------ DATA LINES ------

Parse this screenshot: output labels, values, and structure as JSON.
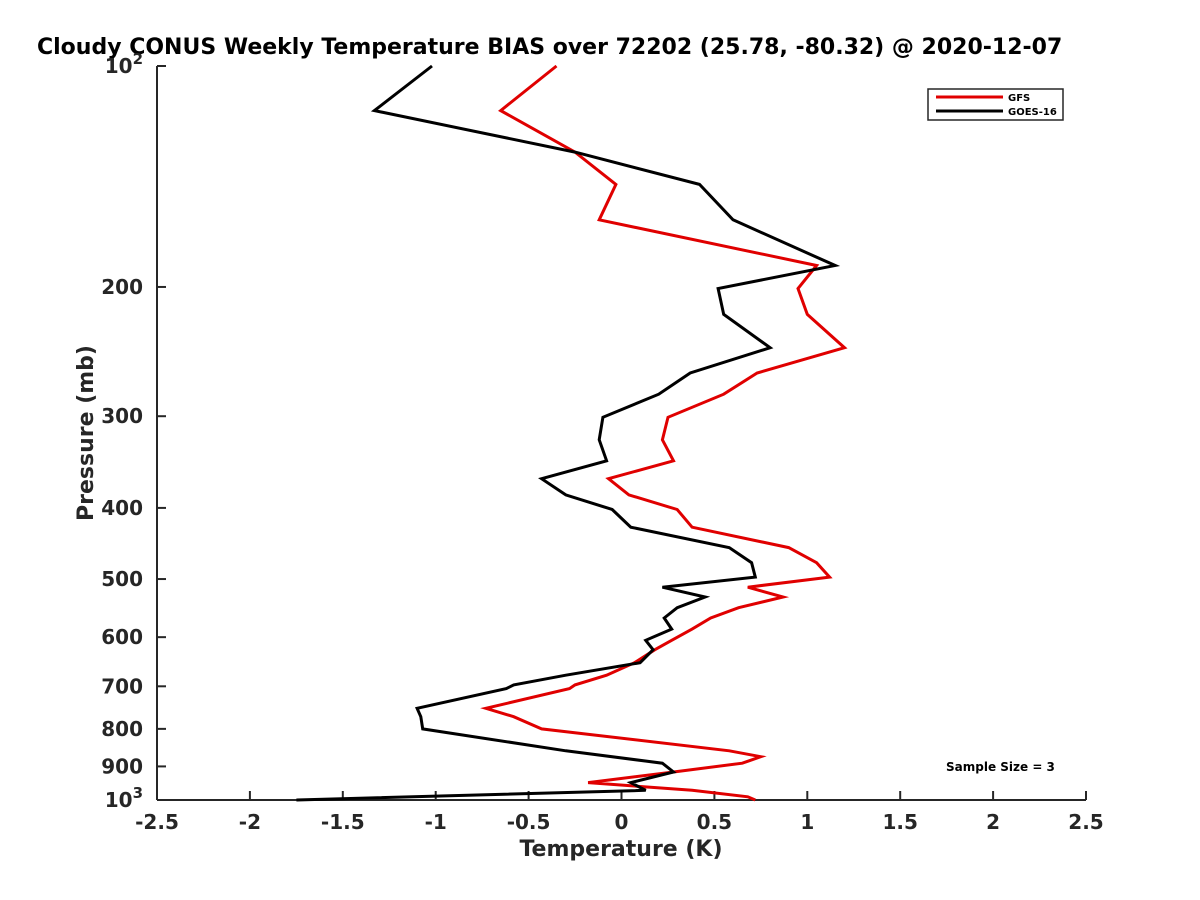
{
  "chart_data": {
    "type": "line",
    "title": "Cloudy CONUS Weekly Temperature BIAS over 72202 (25.78, -80.32) @ 2020-12-07",
    "xlabel": "Temperature (K)",
    "ylabel": "Pressure (mb)",
    "xlim": [
      -2.5,
      2.5
    ],
    "ylim": [
      1000,
      100
    ],
    "y_scale": "log",
    "y_direction": "reversed",
    "grid": false,
    "legend_position": "top-right",
    "x_ticks": [
      -2.5,
      -2,
      -1.5,
      -1,
      -0.5,
      0,
      0.5,
      1,
      1.5,
      2,
      2.5
    ],
    "x_tick_labels": [
      "-2.5",
      "-2",
      "-1.5",
      "-1",
      "-0.5",
      "0",
      "0.5",
      "1",
      "1.5",
      "2",
      "2.5"
    ],
    "y_ticks": [
      100,
      200,
      300,
      400,
      500,
      600,
      700,
      800,
      900,
      1000
    ],
    "y_tick_labels": [
      {
        "base": "10",
        "exp": "2"
      },
      {
        "base": "200",
        "exp": ""
      },
      {
        "base": "300",
        "exp": ""
      },
      {
        "base": "400",
        "exp": ""
      },
      {
        "base": "500",
        "exp": ""
      },
      {
        "base": "600",
        "exp": ""
      },
      {
        "base": "700",
        "exp": ""
      },
      {
        "base": "800",
        "exp": ""
      },
      {
        "base": "900",
        "exp": ""
      },
      {
        "base": "10",
        "exp": "3"
      }
    ],
    "annotation": "Sample Size = 3",
    "series": [
      {
        "name": "GFS",
        "color": "#e00000",
        "points": [
          [
            -0.35,
            100
          ],
          [
            -0.65,
            115
          ],
          [
            -0.25,
            131
          ],
          [
            -0.03,
            145
          ],
          [
            -0.12,
            162
          ],
          [
            1.05,
            187
          ],
          [
            0.95,
            201
          ],
          [
            1.0,
            218
          ],
          [
            1.2,
            242
          ],
          [
            0.73,
            262
          ],
          [
            0.55,
            280
          ],
          [
            0.25,
            301
          ],
          [
            0.22,
            323
          ],
          [
            0.28,
            345
          ],
          [
            -0.07,
            365
          ],
          [
            0.04,
            384
          ],
          [
            0.3,
            402
          ],
          [
            0.38,
            425
          ],
          [
            0.9,
            453
          ],
          [
            1.05,
            475
          ],
          [
            1.12,
            497
          ],
          [
            0.68,
            513
          ],
          [
            0.87,
            529
          ],
          [
            0.63,
            547
          ],
          [
            0.48,
            565
          ],
          [
            0.38,
            585
          ],
          [
            0.27,
            606
          ],
          [
            0.18,
            624
          ],
          [
            0.07,
            650
          ],
          [
            -0.08,
            676
          ],
          [
            -0.25,
            697
          ],
          [
            -0.28,
            705
          ],
          [
            -0.73,
            750
          ],
          [
            -0.58,
            770
          ],
          [
            -0.43,
            800
          ],
          [
            0.58,
            857
          ],
          [
            0.75,
            873
          ],
          [
            0.65,
            891
          ],
          [
            0.28,
            916
          ],
          [
            -0.18,
            947
          ],
          [
            0.38,
            970
          ],
          [
            0.68,
            990
          ],
          [
            0.72,
            1000
          ]
        ]
      },
      {
        "name": "GOES-16",
        "color": "#000000",
        "points": [
          [
            -1.02,
            100
          ],
          [
            -1.33,
            115
          ],
          [
            -0.25,
            131
          ],
          [
            0.42,
            145
          ],
          [
            0.6,
            162
          ],
          [
            1.15,
            187
          ],
          [
            0.52,
            201
          ],
          [
            0.55,
            218
          ],
          [
            0.8,
            242
          ],
          [
            0.37,
            262
          ],
          [
            0.2,
            280
          ],
          [
            -0.1,
            301
          ],
          [
            -0.12,
            323
          ],
          [
            -0.08,
            345
          ],
          [
            -0.43,
            365
          ],
          [
            -0.3,
            384
          ],
          [
            -0.05,
            402
          ],
          [
            0.05,
            425
          ],
          [
            0.58,
            453
          ],
          [
            0.7,
            475
          ],
          [
            0.72,
            497
          ],
          [
            0.22,
            513
          ],
          [
            0.45,
            529
          ],
          [
            0.3,
            547
          ],
          [
            0.23,
            565
          ],
          [
            0.27,
            585
          ],
          [
            0.13,
            606
          ],
          [
            0.17,
            624
          ],
          [
            0.1,
            650
          ],
          [
            -0.3,
            676
          ],
          [
            -0.58,
            697
          ],
          [
            -0.62,
            705
          ],
          [
            -1.1,
            750
          ],
          [
            -1.08,
            770
          ],
          [
            -1.07,
            800
          ],
          [
            -0.3,
            857
          ],
          [
            0.22,
            891
          ],
          [
            0.28,
            916
          ],
          [
            0.05,
            947
          ],
          [
            0.13,
            970
          ],
          [
            -1.75,
            1000
          ]
        ]
      }
    ]
  }
}
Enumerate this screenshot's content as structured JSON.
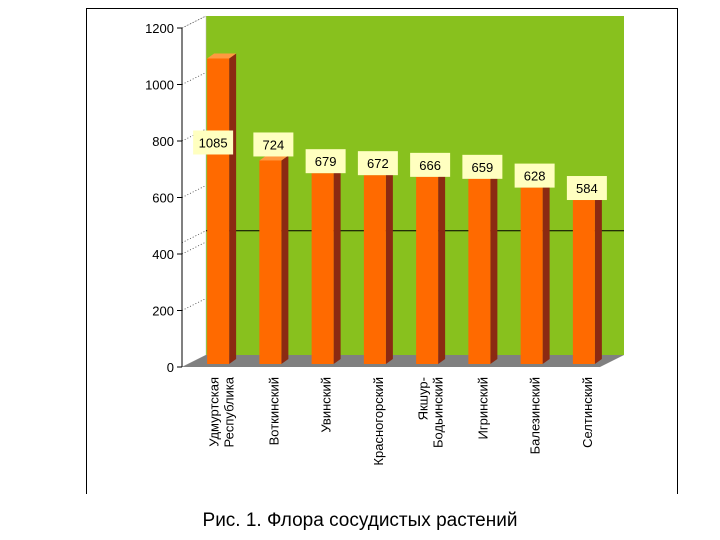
{
  "caption": "Рис. 1. Флора сосудистых растений",
  "chart_data": {
    "type": "bar",
    "categories": [
      [
        "Удмуртская",
        "Республика"
      ],
      [
        "Воткинский"
      ],
      [
        "Увинский"
      ],
      [
        "Красногорский"
      ],
      [
        "Якшур-",
        "Бодьинский"
      ],
      [
        "Игринский"
      ],
      [
        "Балезинский"
      ],
      [
        "Селтинский"
      ]
    ],
    "values": [
      1085,
      724,
      679,
      672,
      666,
      659,
      628,
      584
    ],
    "ylim": [
      0,
      1200
    ],
    "yticks": [
      0,
      200,
      400,
      600,
      800,
      1000,
      1200
    ],
    "reference_line": 440,
    "colors": {
      "wall": "#88c11e",
      "floor": "#808080",
      "bar_front": "#ff6a00",
      "bar_side": "#8b2a12",
      "bar_top": "#ff9a40",
      "label_bg": "#ffffc0"
    }
  }
}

------

[AIM OF THE TASK]:
All the lines above are to be given again exactly as they read, with the pictures removed.

[SOLUTION]:
Parse this screenshot: output labels, values, and structure as JSON.
{
  "chart_data": {
    "type": "line",
    "title": "Cloudy CONUS Weekly Temperature BIAS over 72202 (25.78, -80.32) @ 2020-12-07",
    "xlabel": "Temperature (K)",
    "ylabel": "Pressure (mb)",
    "xlim": [
      -2.5,
      2.5
    ],
    "ylim": [
      1000,
      100
    ],
    "y_scale": "log",
    "y_direction": "reversed",
    "grid": false,
    "legend_position": "top-right",
    "x_ticks": [
      -2.5,
      -2,
      -1.5,
      -1,
      -0.5,
      0,
      0.5,
      1,
      1.5,
      2,
      2.5
    ],
    "x_tick_labels": [
      "-2.5",
      "-2",
      "-1.5",
      "-1",
      "-0.5",
      "0",
      "0.5",
      "1",
      "1.5",
      "2",
      "2.5"
    ],
    "y_ticks": [
      100,
      200,
      300,
      400,
      500,
      600,
      700,
      800,
      900,
      1000
    ],
    "y_tick_labels": [
      {
        "base": "10",
        "exp": "2"
      },
      {
        "base": "200",
        "exp": ""
      },
      {
        "base": "300",
        "exp": ""
      },
      {
        "base": "400",
        "exp": ""
      },
      {
        "base": "500",
        "exp": ""
      },
      {
        "base": "600",
        "exp": ""
      },
      {
        "base": "700",
        "exp": ""
      },
      {
        "base": "800",
        "exp": ""
      },
      {
        "base": "900",
        "exp": ""
      },
      {
        "base": "10",
        "exp": "3"
      }
    ],
    "annotation": "Sample Size = 3",
    "series": [
      {
        "name": "GFS",
        "color": "#e00000",
        "points": [
          [
            -0.35,
            100
          ],
          [
            -0.65,
            115
          ],
          [
            -0.25,
            131
          ],
          [
            -0.03,
            145
          ],
          [
            -0.12,
            162
          ],
          [
            1.05,
            187
          ],
          [
            0.95,
            201
          ],
          [
            1.0,
            218
          ],
          [
            1.2,
            242
          ],
          [
            0.73,
            262
          ],
          [
            0.55,
            280
          ],
          [
            0.25,
            301
          ],
          [
            0.22,
            323
          ],
          [
            0.28,
            345
          ],
          [
            -0.07,
            365
          ],
          [
            0.04,
            384
          ],
          [
            0.3,
            402
          ],
          [
            0.38,
            425
          ],
          [
            0.9,
            453
          ],
          [
            1.05,
            475
          ],
          [
            1.12,
            497
          ],
          [
            0.68,
            513
          ],
          [
            0.87,
            529
          ],
          [
            0.63,
            547
          ],
          [
            0.48,
            565
          ],
          [
            0.38,
            585
          ],
          [
            0.27,
            606
          ],
          [
            0.18,
            624
          ],
          [
            0.07,
            650
          ],
          [
            -0.08,
            676
          ],
          [
            -0.25,
            697
          ],
          [
            -0.28,
            705
          ],
          [
            -0.73,
            750
          ],
          [
            -0.58,
            770
          ],
          [
            -0.43,
            800
          ],
          [
            0.58,
            857
          ],
          [
            0.75,
            873
          ],
          [
            0.65,
            891
          ],
          [
            0.28,
            916
          ],
          [
            -0.18,
            947
          ],
          [
            0.38,
            970
          ],
          [
            0.68,
            990
          ],
          [
            0.72,
            1000
          ]
        ]
      },
      {
        "name": "GOES-16",
        "color": "#000000",
        "points": [
          [
            -1.02,
            100
          ],
          [
            -1.33,
            115
          ],
          [
            -0.25,
            131
          ],
          [
            0.42,
            145
          ],
          [
            0.6,
            162
          ],
          [
            1.15,
            187
          ],
          [
            0.52,
            201
          ],
          [
            0.55,
            218
          ],
          [
            0.8,
            242
          ],
          [
            0.37,
            262
          ],
          [
            0.2,
            280
          ],
          [
            -0.1,
            301
          ],
          [
            -0.12,
            323
          ],
          [
            -0.08,
            345
          ],
          [
            -0.43,
            365
          ],
          [
            -0.3,
            384
          ],
          [
            -0.05,
            402
          ],
          [
            0.05,
            425
          ],
          [
            0.58,
            453
          ],
          [
            0.7,
            475
          ],
          [
            0.72,
            497
          ],
          [
            0.22,
            513
          ],
          [
            0.45,
            529
          ],
          [
            0.3,
            547
          ],
          [
            0.23,
            565
          ],
          [
            0.27,
            585
          ],
          [
            0.13,
            606
          ],
          [
            0.17,
            624
          ],
          [
            0.1,
            650
          ],
          [
            -0.3,
            676
          ],
          [
            -0.58,
            697
          ],
          [
            -0.62,
            705
          ],
          [
            -1.1,
            750
          ],
          [
            -1.08,
            770
          ],
          [
            -1.07,
            800
          ],
          [
            -0.3,
            857
          ],
          [
            0.22,
            891
          ],
          [
            0.28,
            916
          ],
          [
            0.05,
            947
          ],
          [
            0.13,
            970
          ],
          [
            -1.75,
            1000
          ]
        ]
      }
    ]
  }
}
Enumerate this screenshot's content as structured JSON.
{
  "caption": "Рис. 1. Флора сосудистых растений",
  "chart_data": {
    "type": "bar",
    "categories": [
      [
        "Удмуртская",
        "Республика"
      ],
      [
        "Воткинский"
      ],
      [
        "Увинский"
      ],
      [
        "Красногорский"
      ],
      [
        "Якшур-",
        "Бодьинский"
      ],
      [
        "Игринский"
      ],
      [
        "Балезинский"
      ],
      [
        "Селтинский"
      ]
    ],
    "values": [
      1085,
      724,
      679,
      672,
      666,
      659,
      628,
      584
    ],
    "ylim": [
      0,
      1200
    ],
    "yticks": [
      0,
      200,
      400,
      600,
      800,
      1000,
      1200
    ],
    "reference_line": 440,
    "colors": {
      "wall": "#88c11e",
      "floor": "#808080",
      "bar_front": "#ff6a00",
      "bar_side": "#8b2a12",
      "bar_top": "#ff9a40",
      "label_bg": "#ffffc0"
    }
  }
}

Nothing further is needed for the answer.